EXERCISE TASK
From the records below, copy every line that contains the word "this".

Dataset records:

— START —

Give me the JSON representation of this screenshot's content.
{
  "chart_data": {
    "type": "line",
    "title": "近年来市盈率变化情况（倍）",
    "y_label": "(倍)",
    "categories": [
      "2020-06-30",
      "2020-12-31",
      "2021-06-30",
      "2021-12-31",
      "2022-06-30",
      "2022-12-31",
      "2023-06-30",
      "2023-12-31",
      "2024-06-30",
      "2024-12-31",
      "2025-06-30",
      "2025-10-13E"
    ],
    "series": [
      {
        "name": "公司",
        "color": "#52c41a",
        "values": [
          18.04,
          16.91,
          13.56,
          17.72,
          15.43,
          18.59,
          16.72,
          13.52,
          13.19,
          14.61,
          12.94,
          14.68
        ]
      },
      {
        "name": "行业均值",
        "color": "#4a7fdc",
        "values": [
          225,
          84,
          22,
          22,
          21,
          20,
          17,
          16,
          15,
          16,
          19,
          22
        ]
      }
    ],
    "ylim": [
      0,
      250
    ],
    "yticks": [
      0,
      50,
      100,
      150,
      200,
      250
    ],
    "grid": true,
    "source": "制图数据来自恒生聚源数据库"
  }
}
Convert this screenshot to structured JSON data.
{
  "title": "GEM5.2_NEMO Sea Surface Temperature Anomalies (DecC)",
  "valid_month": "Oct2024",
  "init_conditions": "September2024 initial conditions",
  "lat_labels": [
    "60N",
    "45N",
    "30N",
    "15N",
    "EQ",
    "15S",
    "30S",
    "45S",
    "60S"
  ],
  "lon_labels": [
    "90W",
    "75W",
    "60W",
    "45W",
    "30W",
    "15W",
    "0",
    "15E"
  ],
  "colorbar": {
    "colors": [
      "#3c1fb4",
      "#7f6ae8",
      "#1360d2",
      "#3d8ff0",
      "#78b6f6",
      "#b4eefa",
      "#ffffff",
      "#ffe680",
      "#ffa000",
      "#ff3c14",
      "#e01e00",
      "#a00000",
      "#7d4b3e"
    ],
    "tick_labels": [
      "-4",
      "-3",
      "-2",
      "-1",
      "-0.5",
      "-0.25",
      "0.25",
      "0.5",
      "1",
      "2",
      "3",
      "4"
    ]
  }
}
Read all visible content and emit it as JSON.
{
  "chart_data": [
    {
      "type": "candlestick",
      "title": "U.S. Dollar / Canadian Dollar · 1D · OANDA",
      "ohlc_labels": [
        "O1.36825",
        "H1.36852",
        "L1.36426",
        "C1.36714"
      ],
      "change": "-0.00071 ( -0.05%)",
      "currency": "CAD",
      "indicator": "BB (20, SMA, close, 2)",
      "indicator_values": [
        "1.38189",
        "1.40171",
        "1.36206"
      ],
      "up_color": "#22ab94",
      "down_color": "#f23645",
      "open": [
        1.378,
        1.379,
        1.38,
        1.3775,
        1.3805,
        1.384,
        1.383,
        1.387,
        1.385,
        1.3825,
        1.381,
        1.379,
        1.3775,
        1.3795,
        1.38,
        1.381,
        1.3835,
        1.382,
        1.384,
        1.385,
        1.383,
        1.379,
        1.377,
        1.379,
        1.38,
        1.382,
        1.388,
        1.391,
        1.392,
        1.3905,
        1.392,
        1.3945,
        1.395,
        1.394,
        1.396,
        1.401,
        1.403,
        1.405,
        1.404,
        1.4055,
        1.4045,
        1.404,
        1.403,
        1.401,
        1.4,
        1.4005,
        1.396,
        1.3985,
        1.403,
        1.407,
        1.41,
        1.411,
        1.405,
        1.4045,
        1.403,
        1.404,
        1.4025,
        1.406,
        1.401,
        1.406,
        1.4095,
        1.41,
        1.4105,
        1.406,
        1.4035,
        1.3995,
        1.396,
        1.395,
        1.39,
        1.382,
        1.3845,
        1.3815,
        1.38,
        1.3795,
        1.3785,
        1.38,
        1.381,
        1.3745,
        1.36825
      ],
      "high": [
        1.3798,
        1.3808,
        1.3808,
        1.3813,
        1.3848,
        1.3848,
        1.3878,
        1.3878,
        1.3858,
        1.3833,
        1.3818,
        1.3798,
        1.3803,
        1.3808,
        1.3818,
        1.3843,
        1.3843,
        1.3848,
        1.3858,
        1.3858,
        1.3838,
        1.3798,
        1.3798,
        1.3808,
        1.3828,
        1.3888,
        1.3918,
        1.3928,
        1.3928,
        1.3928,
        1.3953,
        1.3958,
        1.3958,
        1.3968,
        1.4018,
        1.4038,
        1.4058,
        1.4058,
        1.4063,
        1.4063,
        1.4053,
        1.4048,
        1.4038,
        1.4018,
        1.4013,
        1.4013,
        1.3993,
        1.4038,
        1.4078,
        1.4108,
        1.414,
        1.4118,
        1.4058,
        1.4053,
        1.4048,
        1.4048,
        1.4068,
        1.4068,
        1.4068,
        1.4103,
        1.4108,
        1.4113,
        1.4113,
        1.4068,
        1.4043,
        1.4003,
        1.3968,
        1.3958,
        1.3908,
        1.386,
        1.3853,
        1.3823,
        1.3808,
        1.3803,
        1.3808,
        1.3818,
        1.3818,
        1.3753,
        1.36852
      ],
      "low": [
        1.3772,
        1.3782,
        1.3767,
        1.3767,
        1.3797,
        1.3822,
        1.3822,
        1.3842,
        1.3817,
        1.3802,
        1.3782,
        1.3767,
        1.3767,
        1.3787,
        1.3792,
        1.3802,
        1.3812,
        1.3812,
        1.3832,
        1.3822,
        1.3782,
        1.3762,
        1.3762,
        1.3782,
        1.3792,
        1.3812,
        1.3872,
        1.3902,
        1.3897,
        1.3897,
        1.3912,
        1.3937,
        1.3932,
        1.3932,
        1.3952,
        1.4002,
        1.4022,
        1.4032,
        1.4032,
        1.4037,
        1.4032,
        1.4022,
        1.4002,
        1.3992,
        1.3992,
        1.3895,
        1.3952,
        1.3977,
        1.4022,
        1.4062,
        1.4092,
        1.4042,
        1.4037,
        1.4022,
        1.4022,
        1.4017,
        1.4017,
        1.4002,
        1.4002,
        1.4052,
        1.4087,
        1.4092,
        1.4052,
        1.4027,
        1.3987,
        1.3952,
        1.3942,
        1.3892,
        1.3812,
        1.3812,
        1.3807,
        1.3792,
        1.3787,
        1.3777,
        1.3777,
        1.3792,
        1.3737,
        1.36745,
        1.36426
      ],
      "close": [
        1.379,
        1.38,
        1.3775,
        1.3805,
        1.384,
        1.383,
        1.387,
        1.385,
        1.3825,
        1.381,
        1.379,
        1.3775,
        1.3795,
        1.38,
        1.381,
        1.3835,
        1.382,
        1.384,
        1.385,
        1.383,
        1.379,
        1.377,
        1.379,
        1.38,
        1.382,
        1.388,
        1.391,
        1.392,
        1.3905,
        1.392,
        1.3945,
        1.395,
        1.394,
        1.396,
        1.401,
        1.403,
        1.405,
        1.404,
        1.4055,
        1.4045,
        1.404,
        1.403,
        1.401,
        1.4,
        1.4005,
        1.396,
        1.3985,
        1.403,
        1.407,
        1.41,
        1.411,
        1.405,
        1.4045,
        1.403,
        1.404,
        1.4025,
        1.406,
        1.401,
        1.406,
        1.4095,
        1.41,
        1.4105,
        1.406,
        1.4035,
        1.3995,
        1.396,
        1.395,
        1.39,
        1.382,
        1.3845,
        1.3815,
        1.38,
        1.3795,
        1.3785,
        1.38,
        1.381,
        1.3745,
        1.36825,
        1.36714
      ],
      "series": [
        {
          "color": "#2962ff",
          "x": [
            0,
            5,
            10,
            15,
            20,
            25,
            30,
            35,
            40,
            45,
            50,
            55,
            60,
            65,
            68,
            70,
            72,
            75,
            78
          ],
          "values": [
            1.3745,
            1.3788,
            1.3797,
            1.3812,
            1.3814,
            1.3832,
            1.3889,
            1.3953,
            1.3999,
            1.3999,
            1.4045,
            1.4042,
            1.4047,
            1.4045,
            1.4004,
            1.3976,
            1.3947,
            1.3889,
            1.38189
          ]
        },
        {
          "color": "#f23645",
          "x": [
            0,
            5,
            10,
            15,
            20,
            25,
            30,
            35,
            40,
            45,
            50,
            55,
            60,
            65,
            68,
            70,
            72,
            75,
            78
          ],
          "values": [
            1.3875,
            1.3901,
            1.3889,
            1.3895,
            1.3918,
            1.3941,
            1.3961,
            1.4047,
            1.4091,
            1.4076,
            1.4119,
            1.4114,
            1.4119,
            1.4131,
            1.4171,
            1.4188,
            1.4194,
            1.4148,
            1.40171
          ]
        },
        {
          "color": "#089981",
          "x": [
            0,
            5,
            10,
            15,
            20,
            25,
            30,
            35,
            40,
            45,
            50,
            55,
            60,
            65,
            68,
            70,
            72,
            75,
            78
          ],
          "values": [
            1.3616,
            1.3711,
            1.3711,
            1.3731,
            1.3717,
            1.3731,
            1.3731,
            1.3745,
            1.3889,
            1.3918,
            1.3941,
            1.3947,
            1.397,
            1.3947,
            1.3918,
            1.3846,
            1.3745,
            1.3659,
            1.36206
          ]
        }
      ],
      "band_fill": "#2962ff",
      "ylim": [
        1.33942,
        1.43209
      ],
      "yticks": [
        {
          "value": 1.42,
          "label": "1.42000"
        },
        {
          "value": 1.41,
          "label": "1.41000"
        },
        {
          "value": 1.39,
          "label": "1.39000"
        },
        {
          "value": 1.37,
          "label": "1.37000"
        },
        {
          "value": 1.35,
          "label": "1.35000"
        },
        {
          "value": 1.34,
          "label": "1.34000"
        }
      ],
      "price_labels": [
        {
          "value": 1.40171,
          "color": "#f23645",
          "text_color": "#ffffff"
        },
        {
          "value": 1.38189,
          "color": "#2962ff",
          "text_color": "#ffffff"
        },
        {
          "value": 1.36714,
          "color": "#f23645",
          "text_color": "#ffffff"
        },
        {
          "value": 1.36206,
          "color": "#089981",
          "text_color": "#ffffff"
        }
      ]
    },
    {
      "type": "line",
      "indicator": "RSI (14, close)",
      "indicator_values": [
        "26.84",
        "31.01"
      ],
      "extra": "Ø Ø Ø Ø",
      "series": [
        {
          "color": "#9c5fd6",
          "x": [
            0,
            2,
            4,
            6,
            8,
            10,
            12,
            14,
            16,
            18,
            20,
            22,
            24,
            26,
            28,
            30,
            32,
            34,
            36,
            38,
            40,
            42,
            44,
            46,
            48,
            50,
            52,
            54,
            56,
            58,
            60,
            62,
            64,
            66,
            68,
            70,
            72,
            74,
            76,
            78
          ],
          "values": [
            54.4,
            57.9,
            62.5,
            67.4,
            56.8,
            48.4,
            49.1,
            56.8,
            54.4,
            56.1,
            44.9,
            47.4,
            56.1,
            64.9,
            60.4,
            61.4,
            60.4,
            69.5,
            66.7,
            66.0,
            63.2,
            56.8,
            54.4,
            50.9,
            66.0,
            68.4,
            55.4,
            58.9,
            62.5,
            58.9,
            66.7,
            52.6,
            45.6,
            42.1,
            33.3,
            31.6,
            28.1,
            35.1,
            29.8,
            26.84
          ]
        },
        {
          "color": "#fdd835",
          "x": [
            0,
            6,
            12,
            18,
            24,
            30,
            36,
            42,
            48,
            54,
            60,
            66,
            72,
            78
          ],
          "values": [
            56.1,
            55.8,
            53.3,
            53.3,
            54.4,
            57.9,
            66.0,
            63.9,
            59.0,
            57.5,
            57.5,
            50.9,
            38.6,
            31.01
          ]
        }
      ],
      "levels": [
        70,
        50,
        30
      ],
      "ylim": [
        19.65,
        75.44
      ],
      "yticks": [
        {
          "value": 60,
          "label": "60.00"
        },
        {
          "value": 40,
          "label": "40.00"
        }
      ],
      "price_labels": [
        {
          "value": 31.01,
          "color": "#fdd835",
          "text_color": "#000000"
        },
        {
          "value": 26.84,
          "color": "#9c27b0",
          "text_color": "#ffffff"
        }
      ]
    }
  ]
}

— END —

SOLVED PROBLEM
Give me the JSON representation of this screenshot's content.
Convert this screenshot to structured JSON data.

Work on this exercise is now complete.